* Data extract:

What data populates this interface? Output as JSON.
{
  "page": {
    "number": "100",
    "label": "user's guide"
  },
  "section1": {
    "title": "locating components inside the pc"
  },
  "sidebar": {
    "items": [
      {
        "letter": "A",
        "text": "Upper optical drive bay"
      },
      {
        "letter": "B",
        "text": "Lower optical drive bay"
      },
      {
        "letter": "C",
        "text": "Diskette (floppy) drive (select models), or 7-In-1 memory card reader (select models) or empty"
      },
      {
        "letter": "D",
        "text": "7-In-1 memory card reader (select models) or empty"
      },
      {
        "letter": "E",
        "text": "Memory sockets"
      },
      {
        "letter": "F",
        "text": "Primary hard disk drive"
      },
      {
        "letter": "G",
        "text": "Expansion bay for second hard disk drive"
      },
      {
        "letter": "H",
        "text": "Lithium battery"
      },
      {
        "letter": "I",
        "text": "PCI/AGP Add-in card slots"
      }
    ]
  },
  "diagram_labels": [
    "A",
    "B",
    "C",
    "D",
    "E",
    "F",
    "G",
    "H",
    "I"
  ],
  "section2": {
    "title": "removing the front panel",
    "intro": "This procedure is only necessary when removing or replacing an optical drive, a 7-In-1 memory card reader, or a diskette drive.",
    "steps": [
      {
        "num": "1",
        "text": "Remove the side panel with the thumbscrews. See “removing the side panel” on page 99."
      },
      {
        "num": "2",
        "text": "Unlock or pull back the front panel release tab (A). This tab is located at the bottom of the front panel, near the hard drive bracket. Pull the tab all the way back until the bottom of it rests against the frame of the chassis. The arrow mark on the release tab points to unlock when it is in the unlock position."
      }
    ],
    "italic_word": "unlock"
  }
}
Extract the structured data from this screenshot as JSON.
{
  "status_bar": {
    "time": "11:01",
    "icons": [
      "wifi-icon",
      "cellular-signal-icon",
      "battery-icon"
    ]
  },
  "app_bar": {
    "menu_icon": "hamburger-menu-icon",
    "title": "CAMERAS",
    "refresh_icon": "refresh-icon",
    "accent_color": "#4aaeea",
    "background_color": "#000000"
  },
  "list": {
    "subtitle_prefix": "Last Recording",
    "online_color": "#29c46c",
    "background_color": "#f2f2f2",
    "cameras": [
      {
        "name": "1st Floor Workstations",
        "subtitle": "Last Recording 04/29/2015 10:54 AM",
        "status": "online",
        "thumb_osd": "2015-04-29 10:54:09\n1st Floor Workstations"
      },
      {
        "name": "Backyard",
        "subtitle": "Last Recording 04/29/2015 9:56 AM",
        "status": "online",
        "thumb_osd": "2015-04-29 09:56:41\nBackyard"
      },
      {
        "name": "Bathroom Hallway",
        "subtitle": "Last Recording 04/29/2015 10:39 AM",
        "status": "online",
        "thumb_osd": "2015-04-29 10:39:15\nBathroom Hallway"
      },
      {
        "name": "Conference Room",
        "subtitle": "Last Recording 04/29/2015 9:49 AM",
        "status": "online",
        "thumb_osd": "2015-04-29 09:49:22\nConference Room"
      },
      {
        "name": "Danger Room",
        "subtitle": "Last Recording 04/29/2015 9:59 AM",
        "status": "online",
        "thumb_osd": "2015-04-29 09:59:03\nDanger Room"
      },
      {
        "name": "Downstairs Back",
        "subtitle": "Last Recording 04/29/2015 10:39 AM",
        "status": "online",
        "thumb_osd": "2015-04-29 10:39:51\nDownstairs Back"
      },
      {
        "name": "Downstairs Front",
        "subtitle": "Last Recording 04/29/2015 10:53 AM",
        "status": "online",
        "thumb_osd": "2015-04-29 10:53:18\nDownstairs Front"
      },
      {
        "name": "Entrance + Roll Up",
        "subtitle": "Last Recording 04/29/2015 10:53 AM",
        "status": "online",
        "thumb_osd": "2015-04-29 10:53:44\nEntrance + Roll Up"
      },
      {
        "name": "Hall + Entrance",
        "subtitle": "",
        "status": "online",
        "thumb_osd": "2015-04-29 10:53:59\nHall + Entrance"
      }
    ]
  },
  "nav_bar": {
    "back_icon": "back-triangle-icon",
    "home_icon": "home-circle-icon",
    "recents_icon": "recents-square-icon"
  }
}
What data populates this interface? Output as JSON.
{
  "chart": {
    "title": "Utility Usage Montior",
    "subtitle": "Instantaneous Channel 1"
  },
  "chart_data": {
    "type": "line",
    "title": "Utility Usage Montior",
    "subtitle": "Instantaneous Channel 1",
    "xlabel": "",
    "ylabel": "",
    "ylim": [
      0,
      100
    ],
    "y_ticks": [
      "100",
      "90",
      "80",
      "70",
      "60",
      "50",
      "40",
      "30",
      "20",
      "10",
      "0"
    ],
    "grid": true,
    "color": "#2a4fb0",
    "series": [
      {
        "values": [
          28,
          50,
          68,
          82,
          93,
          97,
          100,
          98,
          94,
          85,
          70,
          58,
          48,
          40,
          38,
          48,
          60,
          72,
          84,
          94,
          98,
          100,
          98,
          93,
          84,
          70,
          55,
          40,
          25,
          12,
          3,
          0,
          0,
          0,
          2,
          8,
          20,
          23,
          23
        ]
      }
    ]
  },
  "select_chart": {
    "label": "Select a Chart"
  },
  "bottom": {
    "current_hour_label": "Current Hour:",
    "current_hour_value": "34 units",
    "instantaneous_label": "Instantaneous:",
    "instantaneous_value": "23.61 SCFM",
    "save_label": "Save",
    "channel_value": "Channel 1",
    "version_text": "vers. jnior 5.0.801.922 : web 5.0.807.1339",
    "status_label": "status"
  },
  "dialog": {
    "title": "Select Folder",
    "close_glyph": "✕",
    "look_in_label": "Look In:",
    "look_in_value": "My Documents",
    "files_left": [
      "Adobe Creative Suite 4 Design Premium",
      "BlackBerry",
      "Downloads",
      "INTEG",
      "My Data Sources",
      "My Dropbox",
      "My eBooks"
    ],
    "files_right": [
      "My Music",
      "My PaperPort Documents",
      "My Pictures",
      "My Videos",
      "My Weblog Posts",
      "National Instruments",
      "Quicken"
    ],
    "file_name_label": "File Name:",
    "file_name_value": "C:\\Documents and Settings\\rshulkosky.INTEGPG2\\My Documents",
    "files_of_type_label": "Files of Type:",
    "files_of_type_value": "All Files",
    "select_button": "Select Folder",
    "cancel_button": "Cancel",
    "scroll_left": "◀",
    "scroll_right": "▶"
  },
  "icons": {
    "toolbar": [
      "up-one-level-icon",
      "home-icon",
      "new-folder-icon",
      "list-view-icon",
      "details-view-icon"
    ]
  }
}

* Problem to solve:
Locate the lines above that hold the word "Workstations". Show every one of them.

* Result of the exercise:
        "name": "1st Floor Workstations",
        "thumb_osd": "2015-04-29 10:54:09\n1st Floor Workstations"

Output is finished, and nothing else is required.